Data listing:
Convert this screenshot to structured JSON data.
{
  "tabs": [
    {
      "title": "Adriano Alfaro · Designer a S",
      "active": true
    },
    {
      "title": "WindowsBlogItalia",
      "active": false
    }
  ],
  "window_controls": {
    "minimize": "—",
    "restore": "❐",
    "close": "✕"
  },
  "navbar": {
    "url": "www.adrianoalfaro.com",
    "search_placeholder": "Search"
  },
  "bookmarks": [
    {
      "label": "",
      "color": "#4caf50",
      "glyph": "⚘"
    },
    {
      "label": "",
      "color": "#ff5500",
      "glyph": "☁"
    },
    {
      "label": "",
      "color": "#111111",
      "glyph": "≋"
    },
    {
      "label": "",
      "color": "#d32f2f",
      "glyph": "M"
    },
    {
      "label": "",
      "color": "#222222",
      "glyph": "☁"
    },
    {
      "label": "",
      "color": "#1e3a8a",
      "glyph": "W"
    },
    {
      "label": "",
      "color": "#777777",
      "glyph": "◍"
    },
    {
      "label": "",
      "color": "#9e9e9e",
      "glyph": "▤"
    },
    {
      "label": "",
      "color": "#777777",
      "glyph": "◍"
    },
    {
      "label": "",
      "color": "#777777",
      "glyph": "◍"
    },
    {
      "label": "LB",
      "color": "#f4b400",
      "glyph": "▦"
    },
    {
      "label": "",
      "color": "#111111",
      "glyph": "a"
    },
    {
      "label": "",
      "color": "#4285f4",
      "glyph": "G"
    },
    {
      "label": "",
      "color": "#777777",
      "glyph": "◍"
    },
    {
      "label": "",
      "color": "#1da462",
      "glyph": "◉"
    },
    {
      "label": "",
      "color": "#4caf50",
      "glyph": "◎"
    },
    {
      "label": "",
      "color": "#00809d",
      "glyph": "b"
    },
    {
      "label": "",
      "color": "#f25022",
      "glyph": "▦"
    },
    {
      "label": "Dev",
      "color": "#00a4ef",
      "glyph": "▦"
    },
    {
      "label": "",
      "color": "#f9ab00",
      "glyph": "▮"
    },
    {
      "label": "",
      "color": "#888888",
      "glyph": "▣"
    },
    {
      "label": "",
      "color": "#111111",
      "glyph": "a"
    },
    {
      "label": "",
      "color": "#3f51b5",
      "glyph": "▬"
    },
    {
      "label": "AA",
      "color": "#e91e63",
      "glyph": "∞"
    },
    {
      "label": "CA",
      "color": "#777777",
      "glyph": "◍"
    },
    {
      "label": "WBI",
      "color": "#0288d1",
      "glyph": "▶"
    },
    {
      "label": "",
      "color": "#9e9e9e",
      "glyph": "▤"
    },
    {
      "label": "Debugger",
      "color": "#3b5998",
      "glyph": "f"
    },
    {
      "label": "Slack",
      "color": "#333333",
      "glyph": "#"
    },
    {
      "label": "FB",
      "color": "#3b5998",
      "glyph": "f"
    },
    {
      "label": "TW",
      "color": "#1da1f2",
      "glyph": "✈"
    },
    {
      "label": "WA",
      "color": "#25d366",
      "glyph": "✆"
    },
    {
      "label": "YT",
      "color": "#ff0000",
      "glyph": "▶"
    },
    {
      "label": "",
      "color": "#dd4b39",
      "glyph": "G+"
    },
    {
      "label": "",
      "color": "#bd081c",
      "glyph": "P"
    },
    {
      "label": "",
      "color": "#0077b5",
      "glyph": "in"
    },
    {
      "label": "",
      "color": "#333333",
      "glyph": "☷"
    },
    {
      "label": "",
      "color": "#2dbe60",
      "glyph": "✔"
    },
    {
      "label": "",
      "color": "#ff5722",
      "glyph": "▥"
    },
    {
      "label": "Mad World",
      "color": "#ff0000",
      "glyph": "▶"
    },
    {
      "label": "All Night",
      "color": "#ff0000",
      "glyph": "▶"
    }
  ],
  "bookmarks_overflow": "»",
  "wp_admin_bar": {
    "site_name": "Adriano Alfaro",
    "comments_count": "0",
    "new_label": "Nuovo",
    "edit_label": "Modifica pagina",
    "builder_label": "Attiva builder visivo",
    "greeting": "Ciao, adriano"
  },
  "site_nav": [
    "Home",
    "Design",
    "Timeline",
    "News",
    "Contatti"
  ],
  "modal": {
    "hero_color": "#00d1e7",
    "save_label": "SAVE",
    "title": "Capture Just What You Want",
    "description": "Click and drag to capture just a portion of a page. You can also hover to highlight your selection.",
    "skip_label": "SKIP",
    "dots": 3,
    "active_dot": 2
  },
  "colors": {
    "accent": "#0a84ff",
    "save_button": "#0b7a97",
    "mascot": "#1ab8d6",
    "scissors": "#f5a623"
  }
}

*WHAT TO WORK ON*
Reproduce every line of the data verbatim.

*SOLUTION*
Convert this screenshot to structured JSON data.
{
  "tabs": [
    {
      "title": "Adriano Alfaro · Designer a S",
      "active": true
    },
    {
      "title": "WindowsBlogItalia",
      "active": false
    }
  ],
  "window_controls": {
    "minimize": "—",
    "restore": "❐",
    "close": "✕"
  },
  "navbar": {
    "url": "www.adrianoalfaro.com",
    "search_placeholder": "Search"
  },
  "bookmarks": [
    {
      "label": "",
      "color": "#4caf50",
      "glyph": "⚘"
    },
    {
      "label": "",
      "color": "#ff5500",
      "glyph": "☁"
    },
    {
      "label": "",
      "color": "#111111",
      "glyph": "≋"
    },
    {
      "label": "",
      "color": "#d32f2f",
      "glyph": "M"
    },
    {
      "label": "",
      "color": "#222222",
      "glyph": "☁"
    },
    {
      "label": "",
      "color": "#1e3a8a",
      "glyph": "W"
    },
    {
      "label": "",
      "color": "#777777",
      "glyph": "◍"
    },
    {
      "label": "",
      "color": "#9e9e9e",
      "glyph": "▤"
    },
    {
      "label": "",
      "color": "#777777",
      "glyph": "◍"
    },
    {
      "label": "",
      "color": "#777777",
      "glyph": "◍"
    },
    {
      "label": "LB",
      "color": "#f4b400",
      "glyph": "▦"
    },
    {
      "label": "",
      "color": "#111111",
      "glyph": "a"
    },
    {
      "label": "",
      "color": "#4285f4",
      "glyph": "G"
    },
    {
      "label": "",
      "color": "#777777",
      "glyph": "◍"
    },
    {
      "label": "",
      "color": "#1da462",
      "glyph": "◉"
    },
    {
      "label": "",
      "color": "#4caf50",
      "glyph": "◎"
    },
    {
      "label": "",
      "color": "#00809d",
      "glyph": "b"
    },
    {
      "label": "",
      "color": "#f25022",
      "glyph": "▦"
    },
    {
      "label": "Dev",
      "color": "#00a4ef",
      "glyph": "▦"
    },
    {
      "label": "",
      "color": "#f9ab00",
      "glyph": "▮"
    },
    {
      "label": "",
      "color": "#888888",
      "glyph": "▣"
    },
    {
      "label": "",
      "color": "#111111",
      "glyph": "a"
    },
    {
      "label": "",
      "color": "#3f51b5",
      "glyph": "▬"
    },
    {
      "label": "AA",
      "color": "#e91e63",
      "glyph": "∞"
    },
    {
      "label": "CA",
      "color": "#777777",
      "glyph": "◍"
    },
    {
      "label": "WBI",
      "color": "#0288d1",
      "glyph": "▶"
    },
    {
      "label": "",
      "color": "#9e9e9e",
      "glyph": "▤"
    },
    {
      "label": "Debugger",
      "color": "#3b5998",
      "glyph": "f"
    },
    {
      "label": "Slack",
      "color": "#333333",
      "glyph": "#"
    },
    {
      "label": "FB",
      "color": "#3b5998",
      "glyph": "f"
    },
    {
      "label": "TW",
      "color": "#1da1f2",
      "glyph": "✈"
    },
    {
      "label": "WA",
      "color": "#25d366",
      "glyph": "✆"
    },
    {
      "label": "YT",
      "color": "#ff0000",
      "glyph": "▶"
    },
    {
      "label": "",
      "color": "#dd4b39",
      "glyph": "G+"
    },
    {
      "label": "",
      "color": "#bd081c",
      "glyph": "P"
    },
    {
      "label": "",
      "color": "#0077b5",
      "glyph": "in"
    },
    {
      "label": "",
      "color": "#333333",
      "glyph": "☷"
    },
    {
      "label": "",
      "color": "#2dbe60",
      "glyph": "✔"
    },
    {
      "label": "",
      "color": "#ff5722",
      "glyph": "▥"
    },
    {
      "label": "Mad World",
      "color": "#ff0000",
      "glyph": "▶"
    },
    {
      "label": "All Night",
      "color": "#ff0000",
      "glyph": "▶"
    }
  ],
  "bookmarks_overflow": "»",
  "wp_admin_bar": {
    "site_name": "Adriano Alfaro",
    "comments_count": "0",
    "new_label": "Nuovo",
    "edit_label": "Modifica pagina",
    "builder_label": "Attiva builder visivo",
    "greeting": "Ciao, adriano"
  },
  "site_nav": [
    "Home",
    "Design",
    "Timeline",
    "News",
    "Contatti"
  ],
  "modal": {
    "hero_color": "#00d1e7",
    "save_label": "SAVE",
    "title": "Capture Just What You Want",
    "description": "Click and drag to capture just a portion of a page. You can also hover to highlight your selection.",
    "skip_label": "SKIP",
    "dots": 3,
    "active_dot": 2
  },
  "colors": {
    "accent": "#0a84ff",
    "save_button": "#0b7a97",
    "mascot": "#1ab8d6",
    "scissors": "#f5a623"
  }
}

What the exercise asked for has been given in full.